• [TASK DETAILS]
From the line that has "OCR this image." down to the final line of the listing below, transcribe every line exactly, and only those.

• [GIVEN ENTRIES]
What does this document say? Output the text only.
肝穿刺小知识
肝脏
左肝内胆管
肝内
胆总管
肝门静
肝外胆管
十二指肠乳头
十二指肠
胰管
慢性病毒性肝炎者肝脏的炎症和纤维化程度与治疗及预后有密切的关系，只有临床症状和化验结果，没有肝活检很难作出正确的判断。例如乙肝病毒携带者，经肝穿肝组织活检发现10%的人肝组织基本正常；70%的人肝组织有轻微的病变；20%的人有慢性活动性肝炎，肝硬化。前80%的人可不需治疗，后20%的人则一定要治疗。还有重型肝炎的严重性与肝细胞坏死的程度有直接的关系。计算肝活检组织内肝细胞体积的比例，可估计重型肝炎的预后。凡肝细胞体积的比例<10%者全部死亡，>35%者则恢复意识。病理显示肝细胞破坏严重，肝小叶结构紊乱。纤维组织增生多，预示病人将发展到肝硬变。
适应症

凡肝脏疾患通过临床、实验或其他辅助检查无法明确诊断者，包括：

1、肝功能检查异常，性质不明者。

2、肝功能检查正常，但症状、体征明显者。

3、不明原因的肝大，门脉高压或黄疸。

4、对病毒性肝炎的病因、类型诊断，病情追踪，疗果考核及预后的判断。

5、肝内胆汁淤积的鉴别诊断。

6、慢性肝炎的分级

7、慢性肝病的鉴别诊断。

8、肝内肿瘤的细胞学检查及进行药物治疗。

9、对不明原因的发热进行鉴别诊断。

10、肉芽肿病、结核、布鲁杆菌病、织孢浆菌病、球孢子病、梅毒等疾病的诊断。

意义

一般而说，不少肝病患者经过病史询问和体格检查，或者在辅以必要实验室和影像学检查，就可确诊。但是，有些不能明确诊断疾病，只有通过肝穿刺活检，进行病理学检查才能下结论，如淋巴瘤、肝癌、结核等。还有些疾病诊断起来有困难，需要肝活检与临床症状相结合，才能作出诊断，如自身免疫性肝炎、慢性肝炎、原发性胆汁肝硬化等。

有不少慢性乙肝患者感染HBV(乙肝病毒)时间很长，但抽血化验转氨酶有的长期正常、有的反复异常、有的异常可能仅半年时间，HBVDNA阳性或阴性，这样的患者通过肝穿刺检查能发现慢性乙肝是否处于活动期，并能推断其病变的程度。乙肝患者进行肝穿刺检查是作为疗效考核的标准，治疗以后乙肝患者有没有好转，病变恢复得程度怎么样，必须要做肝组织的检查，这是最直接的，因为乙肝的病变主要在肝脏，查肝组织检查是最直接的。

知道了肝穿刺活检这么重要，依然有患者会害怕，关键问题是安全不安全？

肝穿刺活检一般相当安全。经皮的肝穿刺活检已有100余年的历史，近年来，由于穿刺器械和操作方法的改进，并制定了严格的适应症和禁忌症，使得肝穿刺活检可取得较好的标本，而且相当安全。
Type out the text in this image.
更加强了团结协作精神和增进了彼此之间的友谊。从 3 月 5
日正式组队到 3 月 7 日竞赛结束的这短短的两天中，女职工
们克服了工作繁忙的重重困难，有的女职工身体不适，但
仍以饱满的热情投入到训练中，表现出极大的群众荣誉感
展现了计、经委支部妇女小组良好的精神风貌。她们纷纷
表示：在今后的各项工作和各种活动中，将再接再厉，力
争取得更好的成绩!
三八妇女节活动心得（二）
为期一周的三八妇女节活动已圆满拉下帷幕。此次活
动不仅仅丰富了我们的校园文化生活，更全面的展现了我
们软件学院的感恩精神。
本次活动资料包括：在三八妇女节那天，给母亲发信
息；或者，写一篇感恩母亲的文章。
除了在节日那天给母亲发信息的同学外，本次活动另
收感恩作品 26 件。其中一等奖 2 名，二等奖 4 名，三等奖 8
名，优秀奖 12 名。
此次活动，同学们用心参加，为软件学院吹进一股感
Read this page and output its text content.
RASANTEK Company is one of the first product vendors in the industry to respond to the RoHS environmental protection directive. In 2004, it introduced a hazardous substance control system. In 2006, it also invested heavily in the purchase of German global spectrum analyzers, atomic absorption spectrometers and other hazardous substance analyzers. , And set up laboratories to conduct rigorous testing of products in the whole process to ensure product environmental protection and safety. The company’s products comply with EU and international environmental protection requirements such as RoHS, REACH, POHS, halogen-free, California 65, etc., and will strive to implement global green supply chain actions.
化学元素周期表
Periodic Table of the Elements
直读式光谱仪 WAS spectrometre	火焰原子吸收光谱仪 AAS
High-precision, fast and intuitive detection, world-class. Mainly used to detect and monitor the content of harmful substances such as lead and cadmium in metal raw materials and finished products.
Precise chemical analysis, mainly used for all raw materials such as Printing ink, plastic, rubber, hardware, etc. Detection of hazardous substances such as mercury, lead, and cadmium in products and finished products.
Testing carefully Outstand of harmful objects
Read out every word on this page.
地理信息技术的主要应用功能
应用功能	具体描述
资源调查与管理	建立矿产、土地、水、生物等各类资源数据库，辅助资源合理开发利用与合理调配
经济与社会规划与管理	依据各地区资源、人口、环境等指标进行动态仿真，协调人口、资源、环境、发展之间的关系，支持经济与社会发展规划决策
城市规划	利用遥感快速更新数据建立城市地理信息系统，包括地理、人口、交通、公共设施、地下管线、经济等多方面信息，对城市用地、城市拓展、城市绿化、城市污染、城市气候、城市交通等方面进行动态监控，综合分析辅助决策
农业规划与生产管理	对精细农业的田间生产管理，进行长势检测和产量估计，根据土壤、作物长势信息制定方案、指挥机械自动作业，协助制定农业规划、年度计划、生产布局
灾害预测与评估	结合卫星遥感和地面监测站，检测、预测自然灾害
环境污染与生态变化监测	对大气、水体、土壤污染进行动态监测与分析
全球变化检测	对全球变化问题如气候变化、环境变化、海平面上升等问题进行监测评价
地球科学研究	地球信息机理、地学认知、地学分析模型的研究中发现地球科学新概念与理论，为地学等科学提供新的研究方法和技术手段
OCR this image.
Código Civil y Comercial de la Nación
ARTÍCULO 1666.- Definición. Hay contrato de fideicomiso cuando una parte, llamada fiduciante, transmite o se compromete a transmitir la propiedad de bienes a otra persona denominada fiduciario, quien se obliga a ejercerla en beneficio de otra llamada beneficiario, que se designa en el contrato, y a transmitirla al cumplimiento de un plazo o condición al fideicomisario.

• [OUTPUT BELOW]
OCR this image.
Código Civil y Comercial de la Nación
ARTÍCULO 1666.- Definición. Hay contrato de fideicomiso cuando una parte, llamada fiduciante, transmite o se compromete a transmitir la propiedad de bienes a otra persona denominada fiduciario, quien se obliga a ejercerla en beneficio de otra llamada beneficiario, que se designa en el contrato, y a transmitirla al cumplimiento de un plazo o condición al fideicomisario.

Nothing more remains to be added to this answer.